(Exercise task):
Locate and copy each line in the data that contains the word "хозяекъ".

(Given data):
+++

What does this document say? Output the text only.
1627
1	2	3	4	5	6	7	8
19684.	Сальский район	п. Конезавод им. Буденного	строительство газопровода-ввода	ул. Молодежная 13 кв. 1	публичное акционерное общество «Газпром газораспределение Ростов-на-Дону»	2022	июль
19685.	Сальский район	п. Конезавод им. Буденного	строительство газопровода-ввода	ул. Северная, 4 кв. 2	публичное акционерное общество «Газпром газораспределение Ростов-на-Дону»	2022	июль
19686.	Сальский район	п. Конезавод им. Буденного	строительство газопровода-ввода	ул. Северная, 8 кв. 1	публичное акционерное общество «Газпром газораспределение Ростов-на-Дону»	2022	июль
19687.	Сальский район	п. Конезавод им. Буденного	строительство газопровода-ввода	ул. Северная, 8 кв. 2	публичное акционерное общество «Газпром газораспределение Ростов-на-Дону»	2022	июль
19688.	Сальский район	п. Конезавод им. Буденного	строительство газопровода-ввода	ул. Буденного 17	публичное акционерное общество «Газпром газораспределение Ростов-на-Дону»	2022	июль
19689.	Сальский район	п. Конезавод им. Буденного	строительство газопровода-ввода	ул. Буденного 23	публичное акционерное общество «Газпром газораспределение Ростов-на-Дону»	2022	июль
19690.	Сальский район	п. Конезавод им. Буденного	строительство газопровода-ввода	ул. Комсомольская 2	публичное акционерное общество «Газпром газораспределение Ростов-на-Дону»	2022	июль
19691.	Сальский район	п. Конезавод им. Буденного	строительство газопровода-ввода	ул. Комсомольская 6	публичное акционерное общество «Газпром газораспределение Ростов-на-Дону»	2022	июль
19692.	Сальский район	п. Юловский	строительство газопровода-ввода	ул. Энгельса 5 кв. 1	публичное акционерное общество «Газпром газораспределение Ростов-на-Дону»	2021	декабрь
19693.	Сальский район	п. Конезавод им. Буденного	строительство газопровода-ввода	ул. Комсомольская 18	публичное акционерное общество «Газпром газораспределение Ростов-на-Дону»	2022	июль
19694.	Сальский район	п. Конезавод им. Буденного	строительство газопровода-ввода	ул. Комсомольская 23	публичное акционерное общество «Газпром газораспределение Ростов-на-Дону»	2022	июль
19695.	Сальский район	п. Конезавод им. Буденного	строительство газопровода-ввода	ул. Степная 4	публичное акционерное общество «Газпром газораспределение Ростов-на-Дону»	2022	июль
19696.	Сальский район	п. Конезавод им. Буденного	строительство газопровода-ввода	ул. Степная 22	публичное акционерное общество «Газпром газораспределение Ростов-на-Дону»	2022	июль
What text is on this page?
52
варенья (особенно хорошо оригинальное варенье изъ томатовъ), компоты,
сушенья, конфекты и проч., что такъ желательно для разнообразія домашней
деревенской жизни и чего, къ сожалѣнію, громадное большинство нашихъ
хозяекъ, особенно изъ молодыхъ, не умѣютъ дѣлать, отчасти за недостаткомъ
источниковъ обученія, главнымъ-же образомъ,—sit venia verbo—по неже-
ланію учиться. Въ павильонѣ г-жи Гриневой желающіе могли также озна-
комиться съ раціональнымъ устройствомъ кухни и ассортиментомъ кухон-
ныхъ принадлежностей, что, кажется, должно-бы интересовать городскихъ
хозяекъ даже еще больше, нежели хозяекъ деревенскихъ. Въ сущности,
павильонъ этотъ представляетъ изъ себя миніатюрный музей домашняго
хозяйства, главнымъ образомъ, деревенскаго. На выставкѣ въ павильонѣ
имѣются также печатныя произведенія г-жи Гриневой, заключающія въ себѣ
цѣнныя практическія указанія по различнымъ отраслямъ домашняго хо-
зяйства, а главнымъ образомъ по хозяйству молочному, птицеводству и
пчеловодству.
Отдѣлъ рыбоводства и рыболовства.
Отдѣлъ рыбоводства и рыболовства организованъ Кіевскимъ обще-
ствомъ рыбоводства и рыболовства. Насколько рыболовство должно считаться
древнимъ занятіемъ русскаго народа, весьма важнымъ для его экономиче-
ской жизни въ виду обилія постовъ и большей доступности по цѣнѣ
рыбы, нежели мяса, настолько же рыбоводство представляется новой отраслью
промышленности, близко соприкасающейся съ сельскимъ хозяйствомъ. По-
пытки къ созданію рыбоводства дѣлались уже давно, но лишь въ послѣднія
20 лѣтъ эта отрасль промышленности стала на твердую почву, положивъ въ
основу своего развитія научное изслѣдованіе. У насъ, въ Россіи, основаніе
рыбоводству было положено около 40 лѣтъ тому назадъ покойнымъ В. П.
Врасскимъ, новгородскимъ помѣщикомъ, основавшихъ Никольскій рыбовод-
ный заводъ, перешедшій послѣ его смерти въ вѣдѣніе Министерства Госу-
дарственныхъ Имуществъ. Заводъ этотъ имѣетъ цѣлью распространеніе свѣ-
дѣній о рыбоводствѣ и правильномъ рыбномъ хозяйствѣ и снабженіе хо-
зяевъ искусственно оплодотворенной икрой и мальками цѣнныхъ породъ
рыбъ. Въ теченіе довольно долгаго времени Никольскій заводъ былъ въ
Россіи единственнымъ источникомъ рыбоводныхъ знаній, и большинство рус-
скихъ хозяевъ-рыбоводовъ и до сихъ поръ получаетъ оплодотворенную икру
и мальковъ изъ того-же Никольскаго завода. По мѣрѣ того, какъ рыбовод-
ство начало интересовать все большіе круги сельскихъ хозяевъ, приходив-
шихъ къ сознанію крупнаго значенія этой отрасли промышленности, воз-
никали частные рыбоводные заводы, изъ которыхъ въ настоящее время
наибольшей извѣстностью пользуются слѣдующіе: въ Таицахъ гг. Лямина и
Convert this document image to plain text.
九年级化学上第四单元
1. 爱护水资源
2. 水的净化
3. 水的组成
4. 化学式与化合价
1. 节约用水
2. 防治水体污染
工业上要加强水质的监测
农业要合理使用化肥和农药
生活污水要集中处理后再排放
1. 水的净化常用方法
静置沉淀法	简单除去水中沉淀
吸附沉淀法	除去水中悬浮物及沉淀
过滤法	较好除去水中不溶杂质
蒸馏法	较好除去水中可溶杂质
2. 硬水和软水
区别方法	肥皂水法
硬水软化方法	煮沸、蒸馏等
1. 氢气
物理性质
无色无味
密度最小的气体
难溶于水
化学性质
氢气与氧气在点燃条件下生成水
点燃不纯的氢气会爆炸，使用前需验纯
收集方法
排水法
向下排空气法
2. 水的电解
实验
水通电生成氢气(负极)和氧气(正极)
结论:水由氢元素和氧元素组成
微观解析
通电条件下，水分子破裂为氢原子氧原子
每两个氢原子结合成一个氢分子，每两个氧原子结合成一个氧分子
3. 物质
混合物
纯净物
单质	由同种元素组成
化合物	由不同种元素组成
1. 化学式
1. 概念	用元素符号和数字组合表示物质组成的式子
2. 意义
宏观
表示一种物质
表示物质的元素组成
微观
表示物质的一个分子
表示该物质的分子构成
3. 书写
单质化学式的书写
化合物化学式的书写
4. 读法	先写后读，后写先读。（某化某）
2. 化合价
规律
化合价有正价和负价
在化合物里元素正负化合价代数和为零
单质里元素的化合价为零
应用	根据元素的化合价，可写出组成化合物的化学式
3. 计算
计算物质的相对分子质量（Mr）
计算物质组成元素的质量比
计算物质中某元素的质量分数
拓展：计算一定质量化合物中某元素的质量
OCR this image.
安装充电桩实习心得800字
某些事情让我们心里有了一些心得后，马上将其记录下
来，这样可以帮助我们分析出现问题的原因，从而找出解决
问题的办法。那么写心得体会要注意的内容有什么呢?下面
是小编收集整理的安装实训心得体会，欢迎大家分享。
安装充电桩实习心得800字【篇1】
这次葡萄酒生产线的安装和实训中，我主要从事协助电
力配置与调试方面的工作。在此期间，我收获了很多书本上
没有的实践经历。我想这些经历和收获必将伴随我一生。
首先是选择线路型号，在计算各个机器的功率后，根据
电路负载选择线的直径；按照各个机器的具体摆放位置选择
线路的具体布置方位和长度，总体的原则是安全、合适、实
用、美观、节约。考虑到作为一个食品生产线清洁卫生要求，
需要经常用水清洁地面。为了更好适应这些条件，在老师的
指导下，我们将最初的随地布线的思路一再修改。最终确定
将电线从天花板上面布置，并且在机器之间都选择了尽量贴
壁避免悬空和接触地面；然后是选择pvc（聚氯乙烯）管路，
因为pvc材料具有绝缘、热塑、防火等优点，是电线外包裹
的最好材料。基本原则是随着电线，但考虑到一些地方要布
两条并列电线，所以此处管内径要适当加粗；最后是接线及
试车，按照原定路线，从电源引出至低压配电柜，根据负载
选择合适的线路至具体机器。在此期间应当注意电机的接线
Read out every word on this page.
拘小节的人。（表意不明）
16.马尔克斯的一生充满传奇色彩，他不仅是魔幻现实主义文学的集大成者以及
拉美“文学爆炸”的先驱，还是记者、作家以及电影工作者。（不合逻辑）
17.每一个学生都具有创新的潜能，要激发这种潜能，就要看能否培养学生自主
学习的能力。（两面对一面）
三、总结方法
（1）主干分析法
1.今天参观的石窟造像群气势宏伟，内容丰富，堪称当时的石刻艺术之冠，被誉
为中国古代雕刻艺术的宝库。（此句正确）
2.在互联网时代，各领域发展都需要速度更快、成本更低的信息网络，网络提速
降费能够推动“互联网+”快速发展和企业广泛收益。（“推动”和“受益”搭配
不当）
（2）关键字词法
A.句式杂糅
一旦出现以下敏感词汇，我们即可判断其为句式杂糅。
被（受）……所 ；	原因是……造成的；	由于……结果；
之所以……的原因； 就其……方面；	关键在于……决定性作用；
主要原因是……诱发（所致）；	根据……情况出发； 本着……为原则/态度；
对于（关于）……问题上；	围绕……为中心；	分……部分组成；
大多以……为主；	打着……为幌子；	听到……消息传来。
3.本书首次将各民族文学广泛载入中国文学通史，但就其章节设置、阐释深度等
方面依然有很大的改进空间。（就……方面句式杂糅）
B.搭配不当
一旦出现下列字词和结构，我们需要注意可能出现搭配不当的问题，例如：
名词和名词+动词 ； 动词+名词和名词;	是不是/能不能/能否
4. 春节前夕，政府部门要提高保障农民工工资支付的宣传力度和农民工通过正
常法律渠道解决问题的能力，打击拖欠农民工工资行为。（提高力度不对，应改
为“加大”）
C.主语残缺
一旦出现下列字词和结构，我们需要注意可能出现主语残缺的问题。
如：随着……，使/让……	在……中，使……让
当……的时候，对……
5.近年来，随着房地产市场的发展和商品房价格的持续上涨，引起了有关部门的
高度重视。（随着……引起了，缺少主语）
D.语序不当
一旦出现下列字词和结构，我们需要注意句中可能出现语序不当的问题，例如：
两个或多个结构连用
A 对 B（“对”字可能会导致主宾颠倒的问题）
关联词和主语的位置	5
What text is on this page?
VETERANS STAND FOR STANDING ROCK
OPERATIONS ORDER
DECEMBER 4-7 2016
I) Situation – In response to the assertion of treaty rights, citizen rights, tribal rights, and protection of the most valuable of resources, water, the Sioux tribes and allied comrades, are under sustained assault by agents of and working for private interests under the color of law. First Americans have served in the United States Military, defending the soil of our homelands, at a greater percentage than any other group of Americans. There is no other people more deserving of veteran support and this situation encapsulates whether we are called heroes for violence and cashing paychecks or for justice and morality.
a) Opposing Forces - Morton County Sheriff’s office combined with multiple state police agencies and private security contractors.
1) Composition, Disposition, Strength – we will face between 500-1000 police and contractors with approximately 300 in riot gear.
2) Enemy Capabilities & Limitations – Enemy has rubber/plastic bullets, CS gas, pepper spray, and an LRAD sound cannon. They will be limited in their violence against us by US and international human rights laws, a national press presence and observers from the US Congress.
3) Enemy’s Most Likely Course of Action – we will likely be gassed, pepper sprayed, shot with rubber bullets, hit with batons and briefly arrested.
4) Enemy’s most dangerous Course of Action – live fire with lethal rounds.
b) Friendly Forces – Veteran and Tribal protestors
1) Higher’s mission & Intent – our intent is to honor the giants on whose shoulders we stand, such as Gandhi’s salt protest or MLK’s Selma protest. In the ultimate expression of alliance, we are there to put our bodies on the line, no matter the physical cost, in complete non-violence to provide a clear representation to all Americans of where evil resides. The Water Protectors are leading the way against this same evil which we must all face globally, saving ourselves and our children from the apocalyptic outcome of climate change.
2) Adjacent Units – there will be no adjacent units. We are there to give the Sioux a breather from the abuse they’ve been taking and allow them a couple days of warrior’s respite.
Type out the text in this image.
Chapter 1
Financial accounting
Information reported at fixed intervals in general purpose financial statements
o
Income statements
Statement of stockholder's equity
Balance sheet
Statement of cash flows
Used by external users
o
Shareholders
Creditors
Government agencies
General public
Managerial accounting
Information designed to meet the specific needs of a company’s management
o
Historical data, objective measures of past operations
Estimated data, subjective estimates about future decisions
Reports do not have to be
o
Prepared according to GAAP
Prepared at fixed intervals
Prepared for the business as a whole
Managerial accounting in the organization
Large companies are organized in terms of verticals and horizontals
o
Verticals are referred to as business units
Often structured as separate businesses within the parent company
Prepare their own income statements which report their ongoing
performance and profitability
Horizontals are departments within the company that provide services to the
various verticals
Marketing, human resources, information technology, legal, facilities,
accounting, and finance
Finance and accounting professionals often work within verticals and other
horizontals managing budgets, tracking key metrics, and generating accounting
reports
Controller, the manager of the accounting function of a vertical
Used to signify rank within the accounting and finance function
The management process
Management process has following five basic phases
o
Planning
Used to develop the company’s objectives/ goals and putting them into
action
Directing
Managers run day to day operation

+++

(Written solution):
хозяекъ, особенно изъ молодыхъ, не умѣютъ дѣлать, отчасти за недостаткомъ
хозяекъ даже еще больше, нежели хозяекъ деревенскихъ. Въ сущности,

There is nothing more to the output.